__Task objective__. Which lines in the material below contain the word "金融服务"? Copy each of them.

__Stored rows__.
· · · · ·

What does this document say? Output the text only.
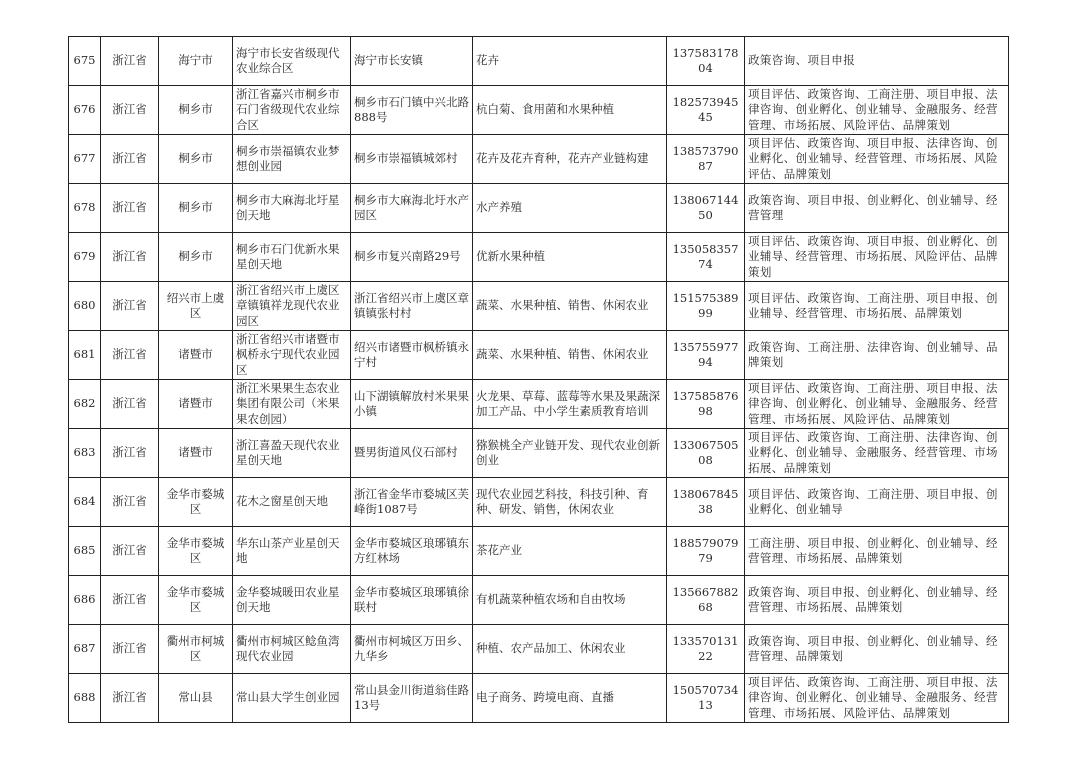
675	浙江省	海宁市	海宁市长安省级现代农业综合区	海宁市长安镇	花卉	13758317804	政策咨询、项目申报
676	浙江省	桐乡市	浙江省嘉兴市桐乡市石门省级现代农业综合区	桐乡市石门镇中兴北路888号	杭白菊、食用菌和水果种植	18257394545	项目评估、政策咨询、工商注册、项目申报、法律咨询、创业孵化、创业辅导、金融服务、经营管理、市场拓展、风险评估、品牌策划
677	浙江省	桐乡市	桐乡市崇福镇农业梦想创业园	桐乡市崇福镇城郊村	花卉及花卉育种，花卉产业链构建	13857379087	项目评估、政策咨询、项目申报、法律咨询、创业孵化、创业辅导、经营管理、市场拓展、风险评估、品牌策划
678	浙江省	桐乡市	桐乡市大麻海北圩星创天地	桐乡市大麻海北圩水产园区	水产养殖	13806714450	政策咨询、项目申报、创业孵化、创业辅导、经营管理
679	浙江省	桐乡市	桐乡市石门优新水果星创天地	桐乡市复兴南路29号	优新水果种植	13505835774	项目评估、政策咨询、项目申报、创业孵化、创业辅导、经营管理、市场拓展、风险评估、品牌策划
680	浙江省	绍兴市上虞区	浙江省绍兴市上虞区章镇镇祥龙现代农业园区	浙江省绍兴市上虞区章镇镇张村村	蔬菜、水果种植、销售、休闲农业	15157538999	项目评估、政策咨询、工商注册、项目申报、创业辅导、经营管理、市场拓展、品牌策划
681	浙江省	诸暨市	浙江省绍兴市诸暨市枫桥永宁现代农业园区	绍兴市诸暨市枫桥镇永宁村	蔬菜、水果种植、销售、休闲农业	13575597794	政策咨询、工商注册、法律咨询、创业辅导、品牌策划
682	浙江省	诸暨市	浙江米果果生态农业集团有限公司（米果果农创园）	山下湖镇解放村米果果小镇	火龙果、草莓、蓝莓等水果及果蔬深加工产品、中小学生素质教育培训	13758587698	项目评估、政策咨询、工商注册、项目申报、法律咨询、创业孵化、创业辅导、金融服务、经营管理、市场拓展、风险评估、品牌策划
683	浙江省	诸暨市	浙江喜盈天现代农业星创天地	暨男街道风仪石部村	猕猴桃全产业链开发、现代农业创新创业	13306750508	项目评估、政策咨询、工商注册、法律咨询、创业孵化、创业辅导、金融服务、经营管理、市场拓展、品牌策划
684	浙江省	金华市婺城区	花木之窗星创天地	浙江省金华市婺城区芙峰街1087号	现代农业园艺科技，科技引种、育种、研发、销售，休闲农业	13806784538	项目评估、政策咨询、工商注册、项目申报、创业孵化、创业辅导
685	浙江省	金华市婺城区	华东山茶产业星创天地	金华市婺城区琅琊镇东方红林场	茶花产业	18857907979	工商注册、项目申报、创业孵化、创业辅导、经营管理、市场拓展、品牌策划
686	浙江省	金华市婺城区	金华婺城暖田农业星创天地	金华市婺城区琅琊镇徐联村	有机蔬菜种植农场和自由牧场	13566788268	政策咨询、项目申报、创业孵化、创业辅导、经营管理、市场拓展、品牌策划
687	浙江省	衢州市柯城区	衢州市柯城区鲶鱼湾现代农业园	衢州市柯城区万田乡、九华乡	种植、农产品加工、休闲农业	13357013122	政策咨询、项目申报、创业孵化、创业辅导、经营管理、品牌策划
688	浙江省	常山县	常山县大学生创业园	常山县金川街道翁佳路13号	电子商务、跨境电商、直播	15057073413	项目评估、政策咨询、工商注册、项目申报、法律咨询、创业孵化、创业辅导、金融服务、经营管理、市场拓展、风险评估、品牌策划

· · · · ·

__Result__.
676	浙江省	桐乡市	浙江省嘉兴市桐乡市石门省级现代农业综合区	桐乡市石门镇中兴北路888号	杭白菊、食用菌和水果种植	18257394545	项目评估、政策咨询、工商注册、项目申报、法律咨询、创业孵化、创业辅导、金融服务、经营管理、市场拓展、风险评估、品牌策划
682	浙江省	诸暨市	浙江米果果生态农业集团有限公司（米果果农创园）	山下湖镇解放村米果果小镇	火龙果、草莓、蓝莓等水果及果蔬深加工产品、中小学生素质教育培训	13758587698	项目评估、政策咨询、工商注册、项目申报、法律咨询、创业孵化、创业辅导、金融服务、经营管理、市场拓展、风险评估、品牌策划
683	浙江省	诸暨市	浙江喜盈天现代农业星创天地	暨男街道风仪石部村	猕猴桃全产业链开发、现代农业创新创业	13306750508	项目评估、政策咨询、工商注册、法律咨询、创业孵化、创业辅导、金融服务、经营管理、市场拓展、品牌策划
688	浙江省	常山县	常山县大学生创业园	常山县金川街道翁佳路13号	电子商务、跨境电商、直播	15057073413	项目评估、政策咨询、工商注册、项目申报、法律咨询、创业孵化、创业辅导、金融服务、经营管理、市场拓展、风险评估、品牌策划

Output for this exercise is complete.